AIM: Please set down all the lines beneath this one exactly, without the pictures.

RECORDS FOR THIS EXERCISE:
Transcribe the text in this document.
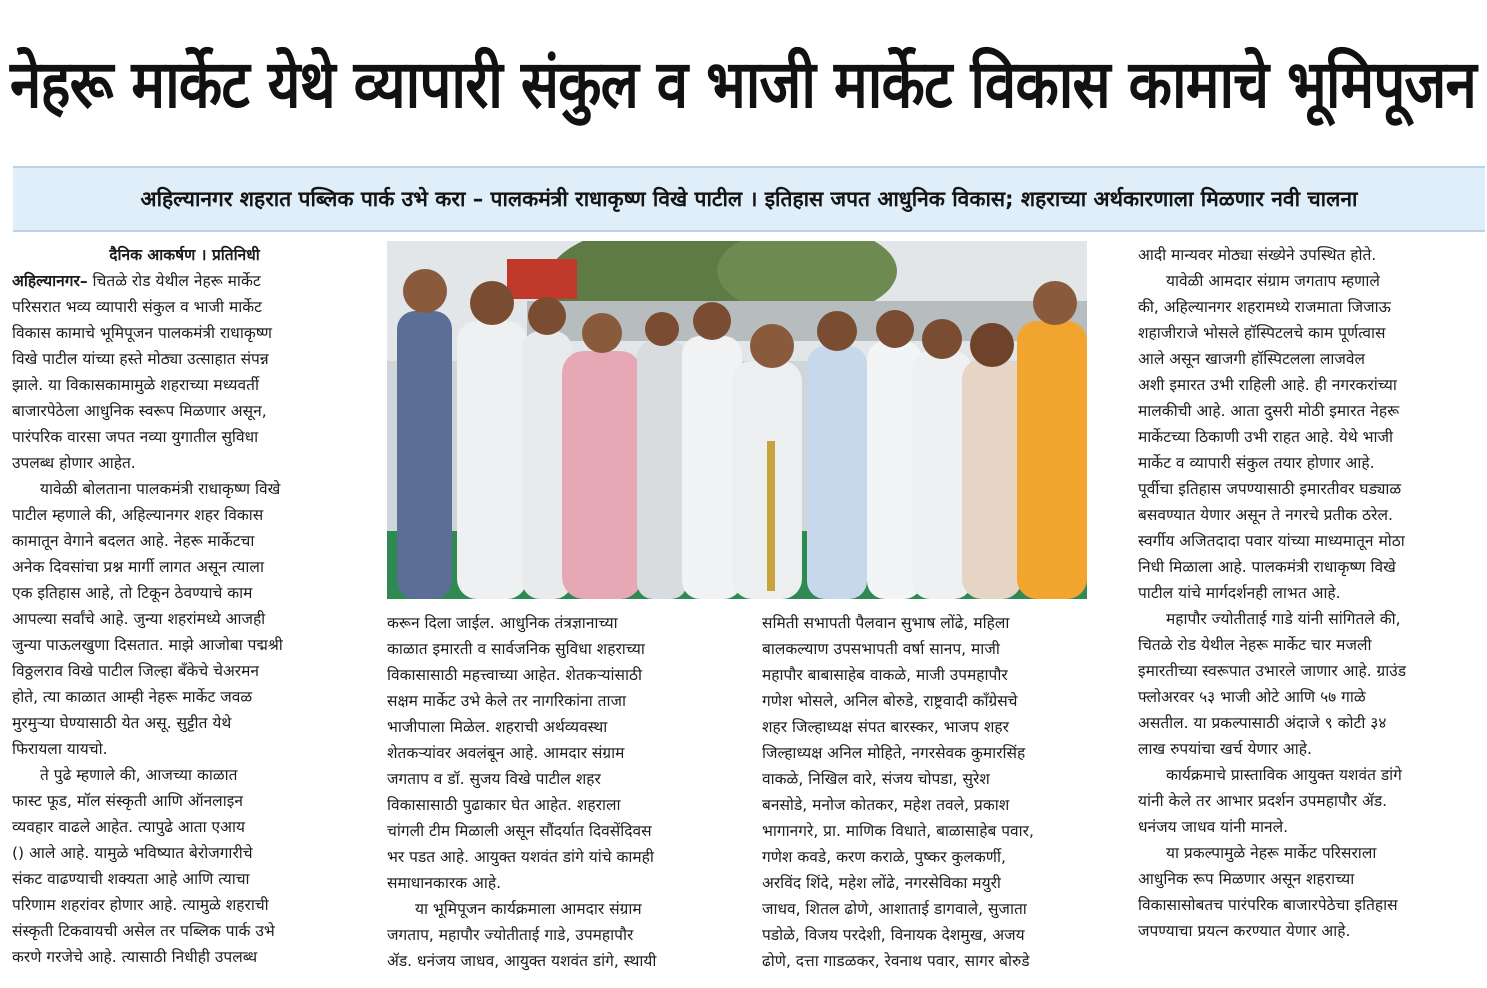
नेहरू मार्केट येथे व्यापारी संकुल व भाजी मार्केट विकास कामाचे भूमिपूजन
अहिल्यानगर शहरात पब्लिक पार्क उभे करा – पालकमंत्री राधाकृष्ण विखे पाटील । इतिहास जपत आधुनिक विकास; शहराच्या अर्थकारणाला मिळणार नवी चालना
दैनिक आकर्षण । प्रतिनिधी
अहिल्यानगर– चितळे रोड येथील नेहरू मार्केट
परिसरात भव्य व्यापारी संकुल व भाजी मार्केट
विकास कामाचे भूमिपूजन पालकमंत्री राधाकृष्ण
विखे पाटील यांच्या हस्ते मोठ्या उत्साहात संपन्न
झाले. या विकासकामामुळे शहराच्या मध्यवर्ती
बाजारपेठेला आधुनिक स्वरूप मिळणार असून,
पारंपरिक वारसा जपत नव्या युगातील सुविधा
उपलब्ध होणार आहेत.
यावेळी बोलताना पालकमंत्री राधाकृष्ण विखे
पाटील म्हणाले की, अहिल्यानगर शहर विकास
कामातून वेगाने बदलत आहे. नेहरू मार्केटचा
अनेक दिवसांचा प्रश्न मार्गी लागत असून त्याला
एक इतिहास आहे, तो टिकून ठेवण्याचे काम
आपल्या सर्वांचे आहे. जुन्या शहरांमध्ये आजही
जुन्या पाऊलखुणा दिसतात. माझे आजोबा पद्मश्री
विठ्ठलराव विखे पाटील जिल्हा बँकेचे चेअरमन
होते, त्या काळात आम्ही नेहरू मार्केट जवळ
मुरमुऱ्या घेण्यासाठी येत असू. सुट्टीत येथे
फिरायला यायचो.
ते पुढे म्हणाले की, आजच्या काळात
फास्ट फूड, मॉल संस्कृती आणि ऑनलाइन
व्यवहार वाढले आहेत. त्यापुढे आता एआय
() आले आहे. यामुळे भविष्यात बेरोजगारीचे
संकट वाढण्याची शक्यता आहे आणि त्याचा
परिणाम शहरांवर होणार आहे. त्यामुळे शहराची
संस्कृती टिकवायची असेल तर पब्लिक पार्क उभे
करणे गरजेचे आहे. त्यासाठी निधीही उपलब्ध
करून दिला जाईल. आधुनिक तंत्रज्ञानाच्या
काळात इमारती व सार्वजनिक सुविधा शहराच्या
विकासासाठी महत्त्वाच्या आहेत. शेतकऱ्यांसाठी
सक्षम मार्केट उभे केले तर नागरिकांना ताजा
भाजीपाला मिळेल. शहराची अर्थव्यवस्था
शेतकऱ्यांवर अवलंबून आहे. आमदार संग्राम
जगताप व डॉ. सुजय विखे पाटील शहर
विकासासाठी पुढाकार घेत आहेत. शहराला
चांगली टीम मिळाली असून सौंदर्यात दिवसेंदिवस
भर पडत आहे. आयुक्त यशवंत डांगे यांचे कामही
समाधानकारक आहे.
या भूमिपूजन कार्यक्रमाला आमदार संग्राम
जगताप, महापौर ज्योतीताई गाडे, उपमहापौर
ॲड. धनंजय जाधव, आयुक्त यशवंत डांगे, स्थायी
समिती सभापती पैलवान सुभाष लोंढे, महिला
बालकल्याण उपसभापती वर्षा सानप, माजी
महापौर बाबासाहेब वाकळे, माजी उपमहापौर
गणेश भोसले, अनिल बोरुडे, राष्ट्रवादी कॉंग्रेसचे
शहर जिल्हाध्यक्ष संपत बारस्कर, भाजप शहर
जिल्हाध्यक्ष अनिल मोहिते, नगरसेवक कुमारसिंह
वाकळे, निखिल वारे, संजय चोपडा, सुरेश
बनसोडे, मनोज कोतकर, महेश तवले, प्रकाश
भागानगरे, प्रा. माणिक विधाते, बाळासाहेब पवार,
गणेश कवडे, करण कराळे, पुष्कर कुलकर्णी,
अरविंद शिंदे, महेश लोंढे, नगरसेविका मयुरी
जाधव, शितल ढोणे, आशाताई डागवाले, सुजाता
पडोळे, विजय परदेशी, विनायक देशमुख, अजय
ढोणे, दत्ता गाडळकर, रेवनाथ पवार, सागर बोरुडे
आदी मान्यवर मोठ्या संख्येने उपस्थित होते.
यावेळी आमदार संग्राम जगताप म्हणाले
की, अहिल्यानगर शहरामध्ये राजमाता जिजाऊ
शहाजीराजे भोसले हॉस्पिटलचे काम पूर्णत्वास
आले असून खाजगी हॉस्पिटलला लाजवेल
अशी इमारत उभी राहिली आहे. ही नगरकरांच्या
मालकीची आहे. आता दुसरी मोठी इमारत नेहरू
मार्केटच्या ठिकाणी उभी राहत आहे. येथे भाजी
मार्केट व व्यापारी संकुल तयार होणार आहे.
पूर्वीचा इतिहास जपण्यासाठी इमारतीवर घड्याळ
बसवण्यात येणार असून ते नगरचे प्रतीक ठरेल.
स्वर्गीय अजितदादा पवार यांच्या माध्यमातून मोठा
निधी मिळाला आहे. पालकमंत्री राधाकृष्ण विखे
पाटील यांचे मार्गदर्शनही लाभत आहे.
महापौर ज्योतीताई गाडे यांनी सांगितले की,
चितळे रोड येथील नेहरू मार्केट चार मजली
इमारतीच्या स्वरूपात उभारले जाणार आहे. ग्राउंड
फ्लोअरवर ५३ भाजी ओटे आणि ५७ गाळे
असतील. या प्रकल्पासाठी अंदाजे ९ कोटी ३४
लाख रुपयांचा खर्च येणार आहे.
कार्यक्रमाचे प्रास्ताविक आयुक्त यशवंत डांगे
यांनी केले तर आभार प्रदर्शन उपमहापौर ॲड.
धनंजय जाधव यांनी मानले.
या प्रकल्पामुळे नेहरू मार्केट परिसराला
आधुनिक रूप मिळणार असून शहराच्या
विकासासोबतच पारंपरिक बाजारपेठेचा इतिहास
जपण्याचा प्रयत्न करण्यात येणार आहे.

TASK SOLUTION:
Transcribe the text in this document.
नेहरू मार्केट येथे व्यापारी संकुल व भाजी मार्केट विकास कामाचे भूमिपूजन
अहिल्यानगर शहरात पब्लिक पार्क उभे करा – पालकमंत्री राधाकृष्ण विखे पाटील । इतिहास जपत आधुनिक विकास; शहराच्या अर्थकारणाला मिळणार नवी चालना
दैनिक आकर्षण । प्रतिनिधी
अहिल्यानगर– चितळे रोड येथील नेहरू मार्केट
परिसरात भव्य व्यापारी संकुल व भाजी मार्केट
विकास कामाचे भूमिपूजन पालकमंत्री राधाकृष्ण
विखे पाटील यांच्या हस्ते मोठ्या उत्साहात संपन्न
झाले. या विकासकामामुळे शहराच्या मध्यवर्ती
बाजारपेठेला आधुनिक स्वरूप मिळणार असून,
पारंपरिक वारसा जपत नव्या युगातील सुविधा
उपलब्ध होणार आहेत.
यावेळी बोलताना पालकमंत्री राधाकृष्ण विखे
पाटील म्हणाले की, अहिल्यानगर शहर विकास
कामातून वेगाने बदलत आहे. नेहरू मार्केटचा
अनेक दिवसांचा प्रश्न मार्गी लागत असून त्याला
एक इतिहास आहे, तो टिकून ठेवण्याचे काम
आपल्या सर्वांचे आहे. जुन्या शहरांमध्ये आजही
जुन्या पाऊलखुणा दिसतात. माझे आजोबा पद्मश्री
विठ्ठलराव विखे पाटील जिल्हा बँकेचे चेअरमन
होते, त्या काळात आम्ही नेहरू मार्केट जवळ
मुरमुऱ्या घेण्यासाठी येत असू. सुट्टीत येथे
फिरायला यायचो.
ते पुढे म्हणाले की, आजच्या काळात
फास्ट फूड, मॉल संस्कृती आणि ऑनलाइन
व्यवहार वाढले आहेत. त्यापुढे आता एआय
() आले आहे. यामुळे भविष्यात बेरोजगारीचे
संकट वाढण्याची शक्यता आहे आणि त्याचा
परिणाम शहरांवर होणार आहे. त्यामुळे शहराची
संस्कृती टिकवायची असेल तर पब्लिक पार्क उभे
करणे गरजेचे आहे. त्यासाठी निधीही उपलब्ध
करून दिला जाईल. आधुनिक तंत्रज्ञानाच्या
काळात इमारती व सार्वजनिक सुविधा शहराच्या
विकासासाठी महत्त्वाच्या आहेत. शेतकऱ्यांसाठी
सक्षम मार्केट उभे केले तर नागरिकांना ताजा
भाजीपाला मिळेल. शहराची अर्थव्यवस्था
शेतकऱ्यांवर अवलंबून आहे. आमदार संग्राम
जगताप व डॉ. सुजय विखे पाटील शहर
विकासासाठी पुढाकार घेत आहेत. शहराला
चांगली टीम मिळाली असून सौंदर्यात दिवसेंदिवस
भर पडत आहे. आयुक्त यशवंत डांगे यांचे कामही
समाधानकारक आहे.
या भूमिपूजन कार्यक्रमाला आमदार संग्राम
जगताप, महापौर ज्योतीताई गाडे, उपमहापौर
ॲड. धनंजय जाधव, आयुक्त यशवंत डांगे, स्थायी
समिती सभापती पैलवान सुभाष लोंढे, महिला
बालकल्याण उपसभापती वर्षा सानप, माजी
महापौर बाबासाहेब वाकळे, माजी उपमहापौर
गणेश भोसले, अनिल बोरुडे, राष्ट्रवादी कॉंग्रेसचे
शहर जिल्हाध्यक्ष संपत बारस्कर, भाजप शहर
जिल्हाध्यक्ष अनिल मोहिते, नगरसेवक कुमारसिंह
वाकळे, निखिल वारे, संजय चोपडा, सुरेश
बनसोडे, मनोज कोतकर, महेश तवले, प्रकाश
भागानगरे, प्रा. माणिक विधाते, बाळासाहेब पवार,
गणेश कवडे, करण कराळे, पुष्कर कुलकर्णी,
अरविंद शिंदे, महेश लोंढे, नगरसेविका मयुरी
जाधव, शितल ढोणे, आशाताई डागवाले, सुजाता
पडोळे, विजय परदेशी, विनायक देशमुख, अजय
ढोणे, दत्ता गाडळकर, रेवनाथ पवार, सागर बोरुडे
आदी मान्यवर मोठ्या संख्येने उपस्थित होते.
यावेळी आमदार संग्राम जगताप म्हणाले
की, अहिल्यानगर शहरामध्ये राजमाता जिजाऊ
शहाजीराजे भोसले हॉस्पिटलचे काम पूर्णत्वास
आले असून खाजगी हॉस्पिटलला लाजवेल
अशी इमारत उभी राहिली आहे. ही नगरकरांच्या
मालकीची आहे. आता दुसरी मोठी इमारत नेहरू
मार्केटच्या ठिकाणी उभी राहत आहे. येथे भाजी
मार्केट व व्यापारी संकुल तयार होणार आहे.
पूर्वीचा इतिहास जपण्यासाठी इमारतीवर घड्याळ
बसवण्यात येणार असून ते नगरचे प्रतीक ठरेल.
स्वर्गीय अजितदादा पवार यांच्या माध्यमातून मोठा
निधी मिळाला आहे. पालकमंत्री राधाकृष्ण विखे
पाटील यांचे मार्गदर्शनही लाभत आहे.
महापौर ज्योतीताई गाडे यांनी सांगितले की,
चितळे रोड येथील नेहरू मार्केट चार मजली
इमारतीच्या स्वरूपात उभारले जाणार आहे. ग्राउंड
फ्लोअरवर ५३ भाजी ओटे आणि ५७ गाळे
असतील. या प्रकल्पासाठी अंदाजे ९ कोटी ३४
लाख रुपयांचा खर्च येणार आहे.
कार्यक्रमाचे प्रास्ताविक आयुक्त यशवंत डांगे
यांनी केले तर आभार प्रदर्शन उपमहापौर ॲड.
धनंजय जाधव यांनी मानले.
या प्रकल्पामुळे नेहरू मार्केट परिसराला
आधुनिक रूप मिळणार असून शहराच्या
विकासासोबतच पारंपरिक बाजारपेठेचा इतिहास
जपण्याचा प्रयत्न करण्यात येणार आहे.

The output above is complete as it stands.